╭─ EXTRACTED DATA

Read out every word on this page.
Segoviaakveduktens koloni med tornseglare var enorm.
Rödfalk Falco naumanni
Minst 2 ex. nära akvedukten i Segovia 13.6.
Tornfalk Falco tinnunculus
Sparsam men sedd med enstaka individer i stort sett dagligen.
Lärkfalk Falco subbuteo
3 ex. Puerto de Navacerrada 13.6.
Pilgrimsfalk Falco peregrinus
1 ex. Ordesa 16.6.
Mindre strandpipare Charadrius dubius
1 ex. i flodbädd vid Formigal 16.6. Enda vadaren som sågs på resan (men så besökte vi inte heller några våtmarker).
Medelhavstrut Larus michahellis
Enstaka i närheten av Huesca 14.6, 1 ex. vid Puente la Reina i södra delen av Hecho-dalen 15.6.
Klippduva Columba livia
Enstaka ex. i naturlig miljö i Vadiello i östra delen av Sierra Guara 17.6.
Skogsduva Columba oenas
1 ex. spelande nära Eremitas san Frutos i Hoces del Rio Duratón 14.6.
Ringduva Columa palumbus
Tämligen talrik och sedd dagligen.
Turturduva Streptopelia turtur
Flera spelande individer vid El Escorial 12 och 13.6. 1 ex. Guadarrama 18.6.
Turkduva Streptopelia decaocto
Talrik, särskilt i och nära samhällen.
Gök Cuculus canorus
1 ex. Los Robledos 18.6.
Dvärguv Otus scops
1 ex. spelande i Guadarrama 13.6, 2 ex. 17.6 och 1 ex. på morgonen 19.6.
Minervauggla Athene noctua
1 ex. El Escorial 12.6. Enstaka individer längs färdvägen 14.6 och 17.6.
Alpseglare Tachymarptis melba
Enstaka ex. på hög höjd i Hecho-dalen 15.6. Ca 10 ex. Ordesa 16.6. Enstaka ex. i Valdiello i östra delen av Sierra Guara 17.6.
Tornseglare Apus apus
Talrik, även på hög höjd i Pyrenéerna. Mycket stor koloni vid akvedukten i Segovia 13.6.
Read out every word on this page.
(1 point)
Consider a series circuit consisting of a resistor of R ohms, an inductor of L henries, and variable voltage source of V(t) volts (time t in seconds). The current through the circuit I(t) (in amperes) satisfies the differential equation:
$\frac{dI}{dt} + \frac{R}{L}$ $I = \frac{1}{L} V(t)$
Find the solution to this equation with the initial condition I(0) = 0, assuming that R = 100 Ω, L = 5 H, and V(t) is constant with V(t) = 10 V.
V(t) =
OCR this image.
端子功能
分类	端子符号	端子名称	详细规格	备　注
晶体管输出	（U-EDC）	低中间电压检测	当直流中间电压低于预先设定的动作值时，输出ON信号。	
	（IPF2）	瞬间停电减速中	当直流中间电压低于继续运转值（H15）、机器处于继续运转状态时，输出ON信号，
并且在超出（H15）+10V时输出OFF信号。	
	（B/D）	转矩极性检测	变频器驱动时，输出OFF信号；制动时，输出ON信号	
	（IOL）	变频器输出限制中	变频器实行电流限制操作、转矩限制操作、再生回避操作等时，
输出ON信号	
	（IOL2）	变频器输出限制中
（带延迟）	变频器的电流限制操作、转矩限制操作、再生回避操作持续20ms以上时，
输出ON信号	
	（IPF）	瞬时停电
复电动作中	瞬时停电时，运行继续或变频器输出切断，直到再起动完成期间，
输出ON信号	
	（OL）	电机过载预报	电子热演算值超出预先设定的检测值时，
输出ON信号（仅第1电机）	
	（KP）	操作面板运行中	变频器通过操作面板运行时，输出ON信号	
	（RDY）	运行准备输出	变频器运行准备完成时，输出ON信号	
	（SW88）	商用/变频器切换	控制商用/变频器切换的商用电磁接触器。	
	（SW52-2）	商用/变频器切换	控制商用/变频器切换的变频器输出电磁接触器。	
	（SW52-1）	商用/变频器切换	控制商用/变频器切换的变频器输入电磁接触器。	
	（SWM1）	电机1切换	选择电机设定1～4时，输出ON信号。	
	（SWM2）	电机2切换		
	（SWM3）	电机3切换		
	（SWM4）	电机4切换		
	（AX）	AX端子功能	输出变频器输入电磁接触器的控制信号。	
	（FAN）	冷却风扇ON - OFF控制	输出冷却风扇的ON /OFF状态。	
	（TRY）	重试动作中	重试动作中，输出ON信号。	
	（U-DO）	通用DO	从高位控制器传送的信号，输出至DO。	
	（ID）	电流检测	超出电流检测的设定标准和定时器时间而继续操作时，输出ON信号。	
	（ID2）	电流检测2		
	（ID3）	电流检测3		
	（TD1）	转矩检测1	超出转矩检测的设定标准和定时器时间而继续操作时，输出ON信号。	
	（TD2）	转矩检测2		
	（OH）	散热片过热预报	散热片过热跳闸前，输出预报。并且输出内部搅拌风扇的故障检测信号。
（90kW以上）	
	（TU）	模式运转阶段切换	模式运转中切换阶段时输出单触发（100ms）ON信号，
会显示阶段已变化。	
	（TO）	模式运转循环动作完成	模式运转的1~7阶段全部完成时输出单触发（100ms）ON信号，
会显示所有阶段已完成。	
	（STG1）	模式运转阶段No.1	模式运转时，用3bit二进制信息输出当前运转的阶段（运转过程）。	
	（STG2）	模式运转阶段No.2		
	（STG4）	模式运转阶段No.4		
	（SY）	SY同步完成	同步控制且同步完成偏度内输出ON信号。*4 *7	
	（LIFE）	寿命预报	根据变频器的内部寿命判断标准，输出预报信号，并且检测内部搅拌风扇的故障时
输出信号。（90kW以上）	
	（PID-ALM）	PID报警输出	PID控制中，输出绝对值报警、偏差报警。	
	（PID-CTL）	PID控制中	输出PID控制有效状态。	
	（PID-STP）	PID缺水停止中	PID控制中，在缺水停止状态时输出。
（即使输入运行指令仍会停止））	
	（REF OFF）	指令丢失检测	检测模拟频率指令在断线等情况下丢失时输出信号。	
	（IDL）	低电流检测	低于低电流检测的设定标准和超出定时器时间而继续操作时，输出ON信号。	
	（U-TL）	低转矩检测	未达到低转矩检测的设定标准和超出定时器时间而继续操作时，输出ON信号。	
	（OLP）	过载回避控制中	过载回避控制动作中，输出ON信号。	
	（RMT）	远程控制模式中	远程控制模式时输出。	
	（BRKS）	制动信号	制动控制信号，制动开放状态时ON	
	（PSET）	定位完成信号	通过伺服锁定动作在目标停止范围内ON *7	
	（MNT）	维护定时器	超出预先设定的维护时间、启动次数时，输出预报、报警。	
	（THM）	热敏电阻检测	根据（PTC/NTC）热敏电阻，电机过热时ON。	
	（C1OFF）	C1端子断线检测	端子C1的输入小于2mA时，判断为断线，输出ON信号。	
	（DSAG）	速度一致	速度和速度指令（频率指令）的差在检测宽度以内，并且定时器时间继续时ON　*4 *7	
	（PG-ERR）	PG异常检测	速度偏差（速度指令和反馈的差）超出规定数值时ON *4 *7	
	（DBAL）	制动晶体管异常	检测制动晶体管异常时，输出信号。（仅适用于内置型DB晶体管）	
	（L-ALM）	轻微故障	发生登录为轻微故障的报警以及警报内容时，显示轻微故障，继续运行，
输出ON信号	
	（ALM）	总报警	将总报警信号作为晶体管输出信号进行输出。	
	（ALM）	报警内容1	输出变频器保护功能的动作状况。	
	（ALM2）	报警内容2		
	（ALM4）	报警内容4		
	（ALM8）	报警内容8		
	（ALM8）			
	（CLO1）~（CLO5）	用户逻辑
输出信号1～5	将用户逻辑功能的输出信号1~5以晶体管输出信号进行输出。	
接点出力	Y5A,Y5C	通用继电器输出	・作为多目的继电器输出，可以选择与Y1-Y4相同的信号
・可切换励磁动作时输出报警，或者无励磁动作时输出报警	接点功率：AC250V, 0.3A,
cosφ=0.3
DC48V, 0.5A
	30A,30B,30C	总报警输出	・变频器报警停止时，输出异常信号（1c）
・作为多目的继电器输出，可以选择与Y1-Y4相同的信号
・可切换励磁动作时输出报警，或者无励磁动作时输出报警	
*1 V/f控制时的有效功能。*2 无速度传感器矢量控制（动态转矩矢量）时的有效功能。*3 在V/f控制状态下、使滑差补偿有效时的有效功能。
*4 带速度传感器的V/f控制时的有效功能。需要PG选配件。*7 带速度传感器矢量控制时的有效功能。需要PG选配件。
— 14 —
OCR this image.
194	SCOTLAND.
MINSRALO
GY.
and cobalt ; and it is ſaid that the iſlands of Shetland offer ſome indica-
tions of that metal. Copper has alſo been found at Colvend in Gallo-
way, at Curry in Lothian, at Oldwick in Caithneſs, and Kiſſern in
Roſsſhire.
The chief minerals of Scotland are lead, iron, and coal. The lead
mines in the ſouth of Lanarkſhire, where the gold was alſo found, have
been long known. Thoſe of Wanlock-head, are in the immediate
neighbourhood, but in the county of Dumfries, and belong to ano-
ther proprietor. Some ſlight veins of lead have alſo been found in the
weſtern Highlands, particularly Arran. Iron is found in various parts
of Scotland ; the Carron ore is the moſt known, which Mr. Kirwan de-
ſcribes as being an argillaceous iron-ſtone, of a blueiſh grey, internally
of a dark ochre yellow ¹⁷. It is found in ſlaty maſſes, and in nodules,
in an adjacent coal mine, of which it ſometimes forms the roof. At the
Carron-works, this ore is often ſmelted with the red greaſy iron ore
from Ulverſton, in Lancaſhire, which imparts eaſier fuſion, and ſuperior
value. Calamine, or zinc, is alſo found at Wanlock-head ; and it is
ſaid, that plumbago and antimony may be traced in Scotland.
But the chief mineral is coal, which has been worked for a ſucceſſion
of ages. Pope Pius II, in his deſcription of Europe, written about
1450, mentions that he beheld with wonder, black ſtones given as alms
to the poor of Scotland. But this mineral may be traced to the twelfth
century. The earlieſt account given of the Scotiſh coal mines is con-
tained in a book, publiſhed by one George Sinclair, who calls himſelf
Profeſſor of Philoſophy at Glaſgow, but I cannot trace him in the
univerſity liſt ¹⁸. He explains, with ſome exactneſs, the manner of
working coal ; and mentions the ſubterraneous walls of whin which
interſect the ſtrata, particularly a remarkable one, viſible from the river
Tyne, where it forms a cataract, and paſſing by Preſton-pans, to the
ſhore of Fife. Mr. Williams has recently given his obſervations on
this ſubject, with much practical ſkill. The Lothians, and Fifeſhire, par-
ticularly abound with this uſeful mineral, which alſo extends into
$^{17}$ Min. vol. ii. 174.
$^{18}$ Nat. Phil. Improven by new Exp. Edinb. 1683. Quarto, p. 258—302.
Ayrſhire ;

╰─

- EXERCISE OBJECTIVE -
Lines holding the word "koloni" in the entries above are the ones to pull out. Copy them all.

- TASK ANSWER -
Segoviaakveduktens koloni med tornseglare var enorm.
Talrik, även på hög höjd i Pyrenéerna. Mycket stor koloni vid akvedukten i Segovia 13.6.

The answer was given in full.